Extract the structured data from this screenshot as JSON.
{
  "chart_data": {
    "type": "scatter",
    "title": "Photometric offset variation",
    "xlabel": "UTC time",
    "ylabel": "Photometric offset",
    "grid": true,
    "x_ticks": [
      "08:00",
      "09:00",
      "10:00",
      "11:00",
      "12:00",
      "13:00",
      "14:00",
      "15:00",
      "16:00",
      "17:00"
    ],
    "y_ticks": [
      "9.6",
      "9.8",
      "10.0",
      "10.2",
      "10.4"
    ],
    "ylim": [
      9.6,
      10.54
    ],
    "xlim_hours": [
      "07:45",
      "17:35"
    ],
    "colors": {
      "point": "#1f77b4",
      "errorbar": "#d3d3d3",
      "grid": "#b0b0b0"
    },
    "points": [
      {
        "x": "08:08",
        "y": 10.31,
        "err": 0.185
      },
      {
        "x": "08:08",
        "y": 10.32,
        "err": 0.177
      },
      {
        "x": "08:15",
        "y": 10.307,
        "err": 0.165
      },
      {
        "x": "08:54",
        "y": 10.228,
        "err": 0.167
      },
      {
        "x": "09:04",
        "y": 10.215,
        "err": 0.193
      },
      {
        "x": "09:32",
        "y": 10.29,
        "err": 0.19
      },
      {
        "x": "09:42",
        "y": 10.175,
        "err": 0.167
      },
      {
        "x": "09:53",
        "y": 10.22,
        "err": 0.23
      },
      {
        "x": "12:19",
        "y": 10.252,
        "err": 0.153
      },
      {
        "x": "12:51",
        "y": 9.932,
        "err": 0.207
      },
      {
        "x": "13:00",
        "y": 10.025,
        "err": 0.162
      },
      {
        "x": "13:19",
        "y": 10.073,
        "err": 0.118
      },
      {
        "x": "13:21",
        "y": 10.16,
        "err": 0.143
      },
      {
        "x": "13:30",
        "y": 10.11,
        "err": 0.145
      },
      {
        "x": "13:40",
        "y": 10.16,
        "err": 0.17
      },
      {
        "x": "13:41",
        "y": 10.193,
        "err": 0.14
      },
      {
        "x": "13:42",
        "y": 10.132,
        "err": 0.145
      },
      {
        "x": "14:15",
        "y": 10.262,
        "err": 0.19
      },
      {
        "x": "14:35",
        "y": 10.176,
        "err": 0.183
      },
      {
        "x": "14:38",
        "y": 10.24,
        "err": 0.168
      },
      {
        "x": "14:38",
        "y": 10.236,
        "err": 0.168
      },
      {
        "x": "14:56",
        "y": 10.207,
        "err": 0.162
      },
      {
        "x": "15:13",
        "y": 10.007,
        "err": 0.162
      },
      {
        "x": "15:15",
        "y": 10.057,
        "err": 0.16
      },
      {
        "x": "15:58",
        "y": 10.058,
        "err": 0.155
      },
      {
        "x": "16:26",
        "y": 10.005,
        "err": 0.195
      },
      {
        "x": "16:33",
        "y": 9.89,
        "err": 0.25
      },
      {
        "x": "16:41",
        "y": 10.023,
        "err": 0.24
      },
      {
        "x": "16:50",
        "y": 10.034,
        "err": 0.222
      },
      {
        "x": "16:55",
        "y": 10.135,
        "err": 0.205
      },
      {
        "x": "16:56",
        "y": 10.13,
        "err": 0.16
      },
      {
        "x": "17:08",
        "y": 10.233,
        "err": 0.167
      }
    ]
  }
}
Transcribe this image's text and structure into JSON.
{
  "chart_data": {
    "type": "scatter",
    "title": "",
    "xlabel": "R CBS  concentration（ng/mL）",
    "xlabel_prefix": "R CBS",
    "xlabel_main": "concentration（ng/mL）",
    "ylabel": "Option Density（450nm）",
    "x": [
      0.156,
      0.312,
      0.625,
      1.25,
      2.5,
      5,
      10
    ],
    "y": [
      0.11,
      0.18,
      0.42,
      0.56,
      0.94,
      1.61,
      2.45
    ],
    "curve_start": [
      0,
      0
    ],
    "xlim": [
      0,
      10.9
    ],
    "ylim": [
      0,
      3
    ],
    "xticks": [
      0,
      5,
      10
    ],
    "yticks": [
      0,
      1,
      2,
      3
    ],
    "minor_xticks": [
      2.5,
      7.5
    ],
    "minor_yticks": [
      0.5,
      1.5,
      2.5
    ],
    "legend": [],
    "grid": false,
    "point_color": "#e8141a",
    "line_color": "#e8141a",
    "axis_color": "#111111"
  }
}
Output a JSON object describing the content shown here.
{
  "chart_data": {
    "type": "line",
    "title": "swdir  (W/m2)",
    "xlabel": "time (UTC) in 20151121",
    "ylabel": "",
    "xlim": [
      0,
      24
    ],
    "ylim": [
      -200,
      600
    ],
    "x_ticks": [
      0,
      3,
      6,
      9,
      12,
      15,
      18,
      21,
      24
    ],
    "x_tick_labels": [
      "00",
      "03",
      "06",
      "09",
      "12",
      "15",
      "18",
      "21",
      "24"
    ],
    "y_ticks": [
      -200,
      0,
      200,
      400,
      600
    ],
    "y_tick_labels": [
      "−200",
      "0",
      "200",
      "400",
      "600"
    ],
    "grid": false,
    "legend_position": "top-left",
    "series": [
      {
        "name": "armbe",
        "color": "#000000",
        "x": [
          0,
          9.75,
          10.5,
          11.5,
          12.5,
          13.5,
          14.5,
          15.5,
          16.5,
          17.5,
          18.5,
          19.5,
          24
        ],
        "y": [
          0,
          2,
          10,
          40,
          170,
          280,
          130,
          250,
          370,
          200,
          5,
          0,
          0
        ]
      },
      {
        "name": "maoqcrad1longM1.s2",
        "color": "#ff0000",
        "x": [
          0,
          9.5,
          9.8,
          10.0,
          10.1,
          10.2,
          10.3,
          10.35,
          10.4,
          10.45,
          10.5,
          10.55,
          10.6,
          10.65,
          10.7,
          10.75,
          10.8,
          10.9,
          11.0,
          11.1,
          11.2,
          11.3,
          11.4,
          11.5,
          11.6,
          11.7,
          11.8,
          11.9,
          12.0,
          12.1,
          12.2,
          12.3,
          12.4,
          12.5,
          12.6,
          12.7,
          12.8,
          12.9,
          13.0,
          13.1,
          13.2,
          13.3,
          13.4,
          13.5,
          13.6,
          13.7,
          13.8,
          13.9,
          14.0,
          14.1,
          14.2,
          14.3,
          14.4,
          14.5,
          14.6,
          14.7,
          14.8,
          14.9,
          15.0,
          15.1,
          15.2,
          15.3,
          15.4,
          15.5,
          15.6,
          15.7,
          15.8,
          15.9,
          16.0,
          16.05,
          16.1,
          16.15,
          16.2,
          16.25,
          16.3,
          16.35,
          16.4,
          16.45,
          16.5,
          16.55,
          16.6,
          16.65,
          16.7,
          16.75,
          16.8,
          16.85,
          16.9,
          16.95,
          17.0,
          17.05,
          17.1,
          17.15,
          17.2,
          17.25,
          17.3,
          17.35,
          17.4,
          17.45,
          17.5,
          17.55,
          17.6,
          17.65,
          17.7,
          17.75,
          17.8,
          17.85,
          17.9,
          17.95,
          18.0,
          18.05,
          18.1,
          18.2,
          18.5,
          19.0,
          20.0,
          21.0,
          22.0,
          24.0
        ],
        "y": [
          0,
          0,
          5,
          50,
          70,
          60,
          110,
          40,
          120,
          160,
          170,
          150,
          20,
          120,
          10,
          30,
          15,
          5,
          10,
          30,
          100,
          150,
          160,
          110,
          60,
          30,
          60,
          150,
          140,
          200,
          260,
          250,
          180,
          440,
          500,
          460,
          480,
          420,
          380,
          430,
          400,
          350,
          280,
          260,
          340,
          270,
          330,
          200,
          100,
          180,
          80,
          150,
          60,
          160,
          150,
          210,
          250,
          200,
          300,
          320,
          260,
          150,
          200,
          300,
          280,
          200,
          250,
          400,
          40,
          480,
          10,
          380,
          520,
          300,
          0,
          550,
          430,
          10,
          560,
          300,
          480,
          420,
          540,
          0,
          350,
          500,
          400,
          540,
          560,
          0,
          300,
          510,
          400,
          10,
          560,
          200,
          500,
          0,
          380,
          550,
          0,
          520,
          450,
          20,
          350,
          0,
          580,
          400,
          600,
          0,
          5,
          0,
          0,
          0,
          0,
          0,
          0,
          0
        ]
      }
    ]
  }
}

#### SHORT PROBLEM:
Copy out every line where the word "JSON" occurs.

#### RESULT BELOW:
Extract the structured data from this screenshot as JSON.
Transcribe this image's text and structure into JSON.
Output a JSON object describing the content shown here.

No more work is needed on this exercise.